- **Exercise description**: Locate all lines in the data below that hold "Relative" and show them.

- **Record list**:
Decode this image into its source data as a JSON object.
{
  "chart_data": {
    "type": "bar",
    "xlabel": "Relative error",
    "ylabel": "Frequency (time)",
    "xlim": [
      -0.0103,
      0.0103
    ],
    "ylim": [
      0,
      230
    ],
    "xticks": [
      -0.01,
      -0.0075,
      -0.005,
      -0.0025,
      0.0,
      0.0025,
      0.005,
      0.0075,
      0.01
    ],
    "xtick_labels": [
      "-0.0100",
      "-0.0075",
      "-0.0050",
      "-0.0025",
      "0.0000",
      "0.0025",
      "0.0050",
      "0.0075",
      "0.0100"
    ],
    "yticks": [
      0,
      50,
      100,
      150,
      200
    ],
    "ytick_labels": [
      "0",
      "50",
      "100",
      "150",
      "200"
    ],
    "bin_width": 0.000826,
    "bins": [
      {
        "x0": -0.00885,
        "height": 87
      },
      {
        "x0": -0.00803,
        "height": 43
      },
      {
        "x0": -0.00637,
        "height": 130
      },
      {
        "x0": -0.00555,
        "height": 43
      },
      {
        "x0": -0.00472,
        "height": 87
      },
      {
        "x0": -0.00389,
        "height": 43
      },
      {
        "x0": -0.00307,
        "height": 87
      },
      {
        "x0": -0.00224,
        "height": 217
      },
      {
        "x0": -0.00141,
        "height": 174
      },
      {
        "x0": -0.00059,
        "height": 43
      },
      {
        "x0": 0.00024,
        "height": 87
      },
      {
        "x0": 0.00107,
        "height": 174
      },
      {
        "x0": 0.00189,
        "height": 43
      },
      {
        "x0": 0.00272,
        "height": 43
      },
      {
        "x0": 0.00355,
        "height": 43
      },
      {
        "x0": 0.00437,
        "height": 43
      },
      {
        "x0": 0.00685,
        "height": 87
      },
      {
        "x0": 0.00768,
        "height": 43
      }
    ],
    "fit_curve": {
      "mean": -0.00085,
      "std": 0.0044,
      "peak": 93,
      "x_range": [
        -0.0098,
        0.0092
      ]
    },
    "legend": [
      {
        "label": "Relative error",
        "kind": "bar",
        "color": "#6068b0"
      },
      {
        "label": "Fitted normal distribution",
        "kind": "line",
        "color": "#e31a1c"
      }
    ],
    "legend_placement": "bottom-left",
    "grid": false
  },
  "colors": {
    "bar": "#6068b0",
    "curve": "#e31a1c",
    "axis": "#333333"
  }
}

- **Output below**:
    "xlabel": "Relative error",
        "label": "Relative error",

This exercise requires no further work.